> Goal
Using the material that follows, identify and copy each line with the string "Redacted".

> Provided entries
- - - - - - -

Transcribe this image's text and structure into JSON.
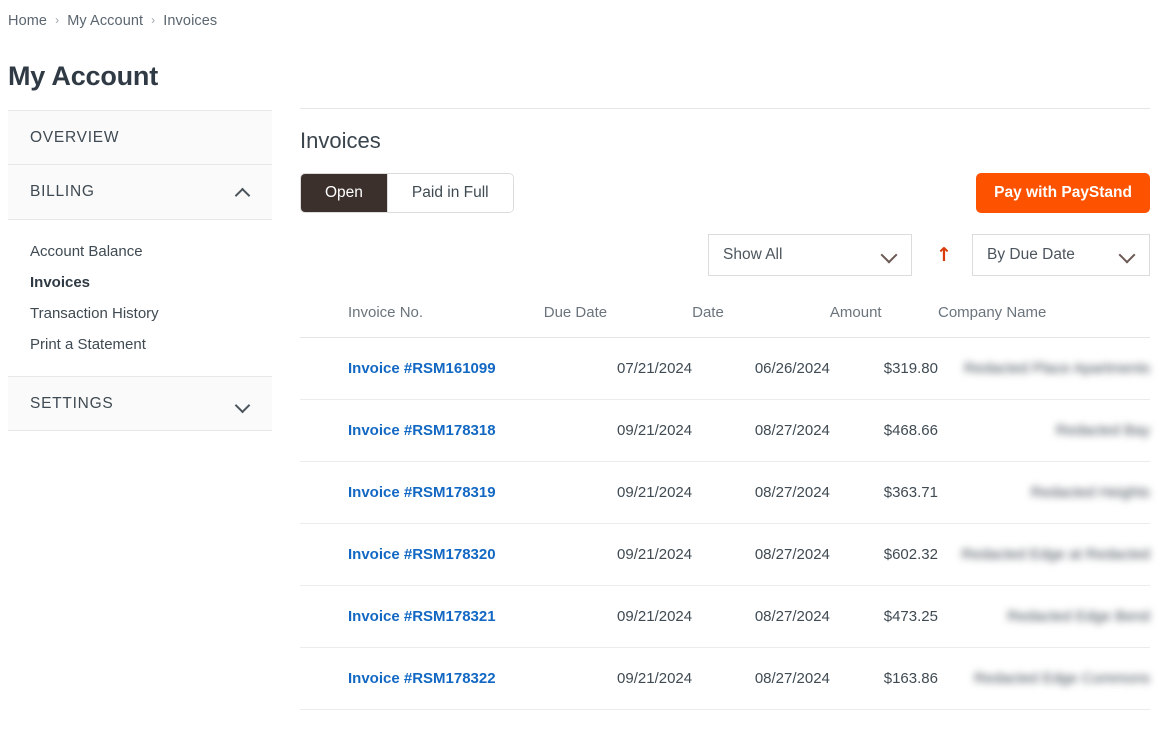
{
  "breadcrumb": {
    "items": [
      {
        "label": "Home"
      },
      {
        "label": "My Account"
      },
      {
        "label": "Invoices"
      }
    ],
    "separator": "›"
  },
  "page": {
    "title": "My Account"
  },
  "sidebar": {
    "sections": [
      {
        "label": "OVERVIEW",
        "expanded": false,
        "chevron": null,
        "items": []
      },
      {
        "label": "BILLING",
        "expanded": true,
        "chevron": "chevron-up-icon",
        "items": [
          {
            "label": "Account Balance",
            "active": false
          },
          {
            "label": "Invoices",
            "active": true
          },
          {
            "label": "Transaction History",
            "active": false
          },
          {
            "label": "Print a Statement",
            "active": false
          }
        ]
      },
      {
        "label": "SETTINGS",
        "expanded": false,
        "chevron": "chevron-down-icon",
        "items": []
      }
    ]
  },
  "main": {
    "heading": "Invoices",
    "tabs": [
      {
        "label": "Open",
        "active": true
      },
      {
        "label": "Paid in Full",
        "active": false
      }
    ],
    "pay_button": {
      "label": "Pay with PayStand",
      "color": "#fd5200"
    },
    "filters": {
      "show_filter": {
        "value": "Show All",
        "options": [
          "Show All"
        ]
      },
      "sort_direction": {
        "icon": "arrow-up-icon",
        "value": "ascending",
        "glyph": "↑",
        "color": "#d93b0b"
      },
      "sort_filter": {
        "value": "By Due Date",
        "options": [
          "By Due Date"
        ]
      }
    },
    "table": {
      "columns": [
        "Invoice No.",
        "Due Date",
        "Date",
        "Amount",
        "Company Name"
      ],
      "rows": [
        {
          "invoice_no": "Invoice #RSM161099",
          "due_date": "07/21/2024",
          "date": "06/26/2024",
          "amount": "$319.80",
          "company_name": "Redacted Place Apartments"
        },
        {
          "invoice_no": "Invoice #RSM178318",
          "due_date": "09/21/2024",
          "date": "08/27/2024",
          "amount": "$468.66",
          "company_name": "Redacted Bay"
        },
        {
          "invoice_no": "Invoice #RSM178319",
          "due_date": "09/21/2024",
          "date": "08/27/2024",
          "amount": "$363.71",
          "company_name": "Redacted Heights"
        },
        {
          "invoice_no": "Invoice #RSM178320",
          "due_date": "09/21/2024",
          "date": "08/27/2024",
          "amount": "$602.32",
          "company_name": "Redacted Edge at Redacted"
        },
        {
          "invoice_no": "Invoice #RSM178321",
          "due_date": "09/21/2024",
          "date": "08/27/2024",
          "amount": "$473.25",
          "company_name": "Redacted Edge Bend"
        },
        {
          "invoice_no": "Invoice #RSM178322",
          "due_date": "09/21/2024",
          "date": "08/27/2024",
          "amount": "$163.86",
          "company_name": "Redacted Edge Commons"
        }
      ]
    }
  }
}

- - - - - - -

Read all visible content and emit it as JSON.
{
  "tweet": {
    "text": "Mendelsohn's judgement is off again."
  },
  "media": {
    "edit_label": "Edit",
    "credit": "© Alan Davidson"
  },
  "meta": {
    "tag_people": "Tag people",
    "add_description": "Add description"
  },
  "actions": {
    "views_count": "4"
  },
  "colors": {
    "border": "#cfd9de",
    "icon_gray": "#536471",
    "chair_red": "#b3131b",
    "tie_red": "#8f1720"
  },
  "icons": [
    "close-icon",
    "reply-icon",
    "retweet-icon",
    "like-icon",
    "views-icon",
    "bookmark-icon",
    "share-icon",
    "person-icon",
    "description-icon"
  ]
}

- - - - - - -

> Result for this task
          "company_name": "Redacted Place Apartments"
          "company_name": "Redacted Bay"
          "company_name": "Redacted Heights"
          "company_name": "Redacted Edge at Redacted"
          "company_name": "Redacted Edge Bend"
          "company_name": "Redacted Edge Commons"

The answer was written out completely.